Omit the pictures from the entries below and retype everything else exactly.

Begin

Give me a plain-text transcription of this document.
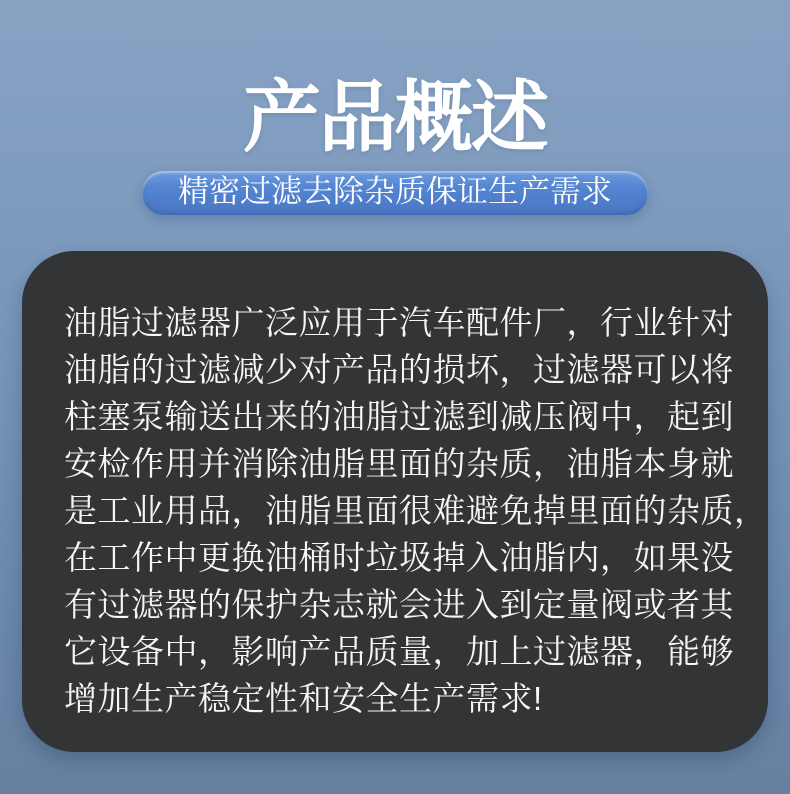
产品概述
精密过滤去除杂质保证生产需求
油脂过滤器广泛应用于汽车配件厂，行业针对
油脂的过滤减少对产品的损坏，过滤器可以将
柱塞泵输送出来的油脂过滤到减压阀中，起到
安检作用并消除油脂里面的杂质，油脂本身就
是工业用品，油脂里面很难避免掉里面的杂质，
在工作中更换油桶时垃圾掉入油脂内，如果没
有过滤器的保护杂志就会进入到定量阀或者其
它设备中，影响产品质量，加上过滤器，能够
增加生产稳定性和安全生产需求!
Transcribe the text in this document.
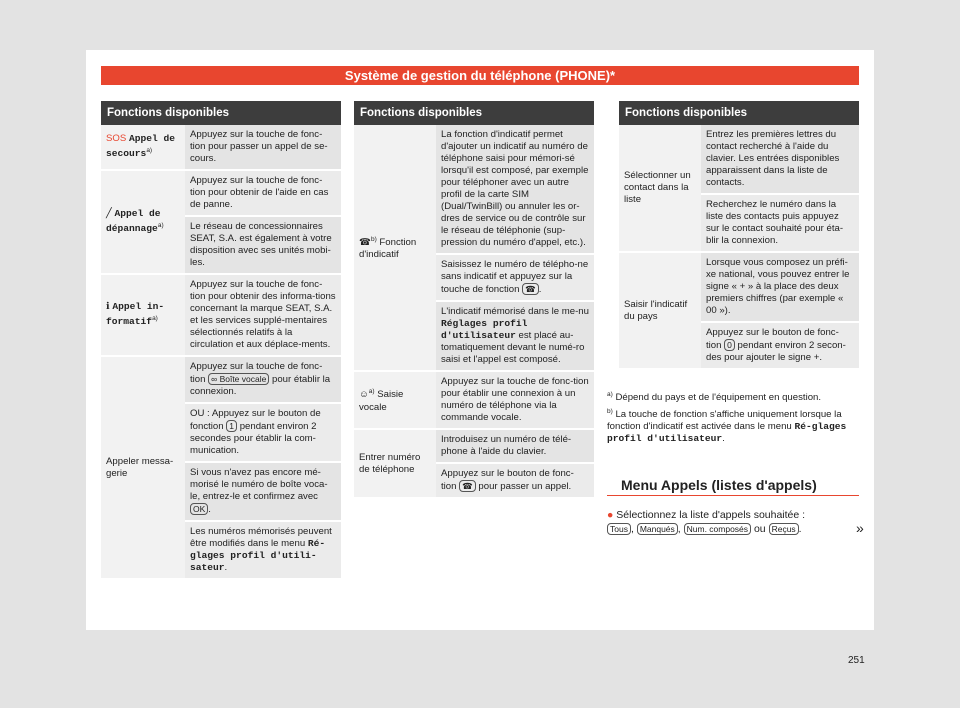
Système de gestion du téléphone (PHONE)*
Fonctions disponibles
SOS Appel de secours$^{a)}$	Appuyez sur la touche de fonc-tion pour passer un appel de se-cours.
╱ Appel de dépannage$^{a)}$	Appuyez sur la touche de fonc-tion pour obtenir de l'aide en cas de panne.
	Le réseau de concessionnaires SEAT, S.A. est également à votre disposition avec ses unités mobi-les.
ℹ Appel in-formatif$^{a)}$	Appuyez sur la touche de fonc-tion pour obtenir des informa-tions concernant la marque SEAT, S.A. et les services supplé-mentaires sélectionnés relatifs à la circulation et aux déplace-ments.
Appeler messa-gerie	Appuyez sur la touche de fonc-tion ∞ Boîte vocale pour établir la connexion.
	OU : Appuyez sur le bouton de fonction 1 pendant environ 2 secondes pour établir la com-munication.
	Si vous n'avez pas encore mé-morisé le numéro de boîte voca-le, entrez-le et confirmez avec OK .
	Les numéros mémorisés peuvent être modifiés dans le menu Ré-glages profil d'utili-sateur.
Fonctions disponibles
☎$^{b)}$ Fonction d'indicatif	La fonction d'indicatif permet d'ajouter un indicatif au numéro de téléphone saisi pour mémori-sé lorsqu'il est composé, par exemple pour téléphoner avec un autre profil de la carte SIM (Dual/TwinBill) ou annuler les or-dres de service ou de contrôle sur le réseau de téléphonie (sup-pression du numéro d'appel, etc.).
	Saisissez le numéro de télépho-ne sans indicatif et appuyez sur la touche de fonction ☎ .
	L'indicatif mémorisé dans le me-nu Réglages profil d'utilisateur est placé au-tomatiquement devant le numé-ro saisi et l'appel est composé.
☺$^{a)}$ Saisie vocale	Appuyez sur la touche de fonc-tion pour établir une connexion à un numéro de téléphone via la commande vocale.
Entrer numéro de téléphone	Introduisez un numéro de télé-phone à l'aide du clavier.
	Appuyez sur le bouton de fonc-tion ☎ pour passer un appel.
Fonctions disponibles
Sélectionner un contact dans la liste	Entrez les premières lettres du contact recherché à l'aide du clavier. Les entrées disponibles apparaissent dans la liste de contacts.
	Recherchez le numéro dans la liste des contacts puis appuyez sur le contact souhaité pour éta-blir la connexion.
Saisir l'indicatif du pays	Lorsque vous composez un préfi-xe national, vous pouvez entrer le signe « + » à la place des deux premiers chiffres (par exemple « 00 »).
	Appuyez sur le bouton de fonc-tion 0 pendant environ 2 secon-des pour ajouter le signe +.
$^{a)}$ Dépend du pays et de l'équipement en question.
$^{b)}$ La touche de fonction s'affiche uniquement lorsque la fonction d'indicatif est activée dans le menu Ré-glages profil d'utilisateur.
Menu Appels (listes d'appels)
● Sélectionnez la liste d'appels souhaitée :
Tous , Manqués , Num. composés ou Reçus .	»
251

End

> [Complete output]:
Give me a plain-text transcription of this document.
产品概述
精密过滤去除杂质保证生产需求
油脂过滤器广泛应用于汽车配件厂，行业针对
油脂的过滤减少对产品的损坏，过滤器可以将
柱塞泵输送出来的油脂过滤到减压阀中，起到
安检作用并消除油脂里面的杂质，油脂本身就
是工业用品，油脂里面很难避免掉里面的杂质，
在工作中更换油桶时垃圾掉入油脂内，如果没
有过滤器的保护杂志就会进入到定量阀或者其
它设备中，影响产品质量，加上过滤器，能够
增加生产稳定性和安全生产需求!
Transcribe the text in this document.
Système de gestion du téléphone (PHONE)*
Fonctions disponibles
SOS Appel de secours$^{a)}$	Appuyez sur la touche de fonc-tion pour passer un appel de se-cours.
╱ Appel de dépannage$^{a)}$	Appuyez sur la touche de fonc-tion pour obtenir de l'aide en cas de panne.
	Le réseau de concessionnaires SEAT, S.A. est également à votre disposition avec ses unités mobi-les.
ℹ Appel in-formatif$^{a)}$	Appuyez sur la touche de fonc-tion pour obtenir des informa-tions concernant la marque SEAT, S.A. et les services supplé-mentaires sélectionnés relatifs à la circulation et aux déplace-ments.
Appeler messa-gerie	Appuyez sur la touche de fonc-tion ∞ Boîte vocale pour établir la connexion.
	OU : Appuyez sur le bouton de fonction 1 pendant environ 2 secondes pour établir la com-munication.
	Si vous n'avez pas encore mé-morisé le numéro de boîte voca-le, entrez-le et confirmez avec OK .
	Les numéros mémorisés peuvent être modifiés dans le menu Ré-glages profil d'utili-sateur.
Fonctions disponibles
☎$^{b)}$ Fonction d'indicatif	La fonction d'indicatif permet d'ajouter un indicatif au numéro de téléphone saisi pour mémori-sé lorsqu'il est composé, par exemple pour téléphoner avec un autre profil de la carte SIM (Dual/TwinBill) ou annuler les or-dres de service ou de contrôle sur le réseau de téléphonie (sup-pression du numéro d'appel, etc.).
	Saisissez le numéro de télépho-ne sans indicatif et appuyez sur la touche de fonction ☎ .
	L'indicatif mémorisé dans le me-nu Réglages profil d'utilisateur est placé au-tomatiquement devant le numé-ro saisi et l'appel est composé.
☺$^{a)}$ Saisie vocale	Appuyez sur la touche de fonc-tion pour établir une connexion à un numéro de téléphone via la commande vocale.
Entrer numéro de téléphone	Introduisez un numéro de télé-phone à l'aide du clavier.
	Appuyez sur le bouton de fonc-tion ☎ pour passer un appel.
Fonctions disponibles
Sélectionner un contact dans la liste	Entrez les premières lettres du contact recherché à l'aide du clavier. Les entrées disponibles apparaissent dans la liste de contacts.
	Recherchez le numéro dans la liste des contacts puis appuyez sur le contact souhaité pour éta-blir la connexion.
Saisir l'indicatif du pays	Lorsque vous composez un préfi-xe national, vous pouvez entrer le signe « + » à la place des deux premiers chiffres (par exemple « 00 »).
	Appuyez sur le bouton de fonc-tion 0 pendant environ 2 secon-des pour ajouter le signe +.
$^{a)}$ Dépend du pays et de l'équipement en question.
$^{b)}$ La touche de fonction s'affiche uniquement lorsque la fonction d'indicatif est activée dans le menu Ré-glages profil d'utilisateur.
Menu Appels (listes d'appels)
● Sélectionnez la liste d'appels souhaitée :
Tous , Manqués , Num. composés ou Reçus .	»
251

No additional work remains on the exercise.